• **AIM OF THE TASK**
Transcribe the entries below exactly.

• **Dataset entries on figures**
────────────────────────────────────────
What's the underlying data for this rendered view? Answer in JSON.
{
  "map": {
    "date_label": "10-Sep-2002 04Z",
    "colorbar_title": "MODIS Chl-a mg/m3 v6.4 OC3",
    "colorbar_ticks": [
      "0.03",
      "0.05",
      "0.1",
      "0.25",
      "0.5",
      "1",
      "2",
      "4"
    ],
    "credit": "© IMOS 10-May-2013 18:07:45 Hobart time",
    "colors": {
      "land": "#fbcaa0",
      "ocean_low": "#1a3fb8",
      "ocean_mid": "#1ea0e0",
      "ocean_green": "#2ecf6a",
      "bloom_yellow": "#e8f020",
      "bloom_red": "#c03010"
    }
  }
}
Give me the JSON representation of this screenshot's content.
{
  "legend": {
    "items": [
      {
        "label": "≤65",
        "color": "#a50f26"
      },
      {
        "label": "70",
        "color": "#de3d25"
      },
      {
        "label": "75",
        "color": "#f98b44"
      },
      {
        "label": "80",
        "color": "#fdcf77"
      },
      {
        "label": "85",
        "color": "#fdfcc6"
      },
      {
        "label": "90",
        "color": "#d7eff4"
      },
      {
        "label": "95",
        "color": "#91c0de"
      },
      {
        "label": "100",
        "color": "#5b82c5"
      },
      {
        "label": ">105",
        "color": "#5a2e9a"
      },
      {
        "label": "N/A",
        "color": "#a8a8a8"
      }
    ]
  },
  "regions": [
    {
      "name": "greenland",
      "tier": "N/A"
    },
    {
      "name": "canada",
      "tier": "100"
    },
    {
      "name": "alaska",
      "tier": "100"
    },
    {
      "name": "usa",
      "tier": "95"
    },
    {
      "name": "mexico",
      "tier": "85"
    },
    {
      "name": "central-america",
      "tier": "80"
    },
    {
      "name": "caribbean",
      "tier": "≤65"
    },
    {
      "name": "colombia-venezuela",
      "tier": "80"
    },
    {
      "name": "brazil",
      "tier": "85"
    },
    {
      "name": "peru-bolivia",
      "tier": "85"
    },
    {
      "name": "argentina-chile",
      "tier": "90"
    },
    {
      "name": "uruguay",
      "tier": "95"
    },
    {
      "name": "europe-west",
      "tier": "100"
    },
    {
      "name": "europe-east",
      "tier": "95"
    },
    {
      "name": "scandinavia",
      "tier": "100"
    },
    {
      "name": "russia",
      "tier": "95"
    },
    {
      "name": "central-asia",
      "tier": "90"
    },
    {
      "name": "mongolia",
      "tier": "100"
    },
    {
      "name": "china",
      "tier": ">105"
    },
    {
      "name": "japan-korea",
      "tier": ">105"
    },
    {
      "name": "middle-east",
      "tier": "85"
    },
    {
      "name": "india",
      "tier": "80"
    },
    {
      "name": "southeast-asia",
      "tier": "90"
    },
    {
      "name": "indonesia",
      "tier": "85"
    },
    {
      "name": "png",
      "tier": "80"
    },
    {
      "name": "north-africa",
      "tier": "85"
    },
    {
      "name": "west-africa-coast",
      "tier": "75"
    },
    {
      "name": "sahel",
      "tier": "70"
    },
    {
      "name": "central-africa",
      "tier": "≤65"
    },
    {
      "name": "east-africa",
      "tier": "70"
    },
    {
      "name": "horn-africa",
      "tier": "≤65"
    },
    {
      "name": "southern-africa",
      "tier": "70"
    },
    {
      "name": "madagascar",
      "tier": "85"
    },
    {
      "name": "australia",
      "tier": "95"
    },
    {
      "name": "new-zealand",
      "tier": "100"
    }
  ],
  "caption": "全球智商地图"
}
────────────────────────────────────────
• **ANSWER TO THIS TASK**
What's the underlying data for this rendered view? Answer in JSON.
{
  "map": {
    "date_label": "10-Sep-2002 04Z",
    "colorbar_title": "MODIS Chl-a mg/m3 v6.4 OC3",
    "colorbar_ticks": [
      "0.03",
      "0.05",
      "0.1",
      "0.25",
      "0.5",
      "1",
      "2",
      "4"
    ],
    "credit": "© IMOS 10-May-2013 18:07:45 Hobart time",
    "colors": {
      "land": "#fbcaa0",
      "ocean_low": "#1a3fb8",
      "ocean_mid": "#1ea0e0",
      "ocean_green": "#2ecf6a",
      "bloom_yellow": "#e8f020",
      "bloom_red": "#c03010"
    }
  }
}
Give me the JSON representation of this screenshot's content.
{
  "legend": {
    "items": [
      {
        "label": "≤65",
        "color": "#a50f26"
      },
      {
        "label": "70",
        "color": "#de3d25"
      },
      {
        "label": "75",
        "color": "#f98b44"
      },
      {
        "label": "80",
        "color": "#fdcf77"
      },
      {
        "label": "85",
        "color": "#fdfcc6"
      },
      {
        "label": "90",
        "color": "#d7eff4"
      },
      {
        "label": "95",
        "color": "#91c0de"
      },
      {
        "label": "100",
        "color": "#5b82c5"
      },
      {
        "label": ">105",
        "color": "#5a2e9a"
      },
      {
        "label": "N/A",
        "color": "#a8a8a8"
      }
    ]
  },
  "regions": [
    {
      "name": "greenland",
      "tier": "N/A"
    },
    {
      "name": "canada",
      "tier": "100"
    },
    {
      "name": "alaska",
      "tier": "100"
    },
    {
      "name": "usa",
      "tier": "95"
    },
    {
      "name": "mexico",
      "tier": "85"
    },
    {
      "name": "central-america",
      "tier": "80"
    },
    {
      "name": "caribbean",
      "tier": "≤65"
    },
    {
      "name": "colombia-venezuela",
      "tier": "80"
    },
    {
      "name": "brazil",
      "tier": "85"
    },
    {
      "name": "peru-bolivia",
      "tier": "85"
    },
    {
      "name": "argentina-chile",
      "tier": "90"
    },
    {
      "name": "uruguay",
      "tier": "95"
    },
    {
      "name": "europe-west",
      "tier": "100"
    },
    {
      "name": "europe-east",
      "tier": "95"
    },
    {
      "name": "scandinavia",
      "tier": "100"
    },
    {
      "name": "russia",
      "tier": "95"
    },
    {
      "name": "central-asia",
      "tier": "90"
    },
    {
      "name": "mongolia",
      "tier": "100"
    },
    {
      "name": "china",
      "tier": ">105"
    },
    {
      "name": "japan-korea",
      "tier": ">105"
    },
    {
      "name": "middle-east",
      "tier": "85"
    },
    {
      "name": "india",
      "tier": "80"
    },
    {
      "name": "southeast-asia",
      "tier": "90"
    },
    {
      "name": "indonesia",
      "tier": "85"
    },
    {
      "name": "png",
      "tier": "80"
    },
    {
      "name": "north-africa",
      "tier": "85"
    },
    {
      "name": "west-africa-coast",
      "tier": "75"
    },
    {
      "name": "sahel",
      "tier": "70"
    },
    {
      "name": "central-africa",
      "tier": "≤65"
    },
    {
      "name": "east-africa",
      "tier": "70"
    },
    {
      "name": "horn-africa",
      "tier": "≤65"
    },
    {
      "name": "southern-africa",
      "tier": "70"
    },
    {
      "name": "madagascar",
      "tier": "85"
    },
    {
      "name": "australia",
      "tier": "95"
    },
    {
      "name": "new-zealand",
      "tier": "100"
    }
  ],
  "caption": "全球智商地图"
}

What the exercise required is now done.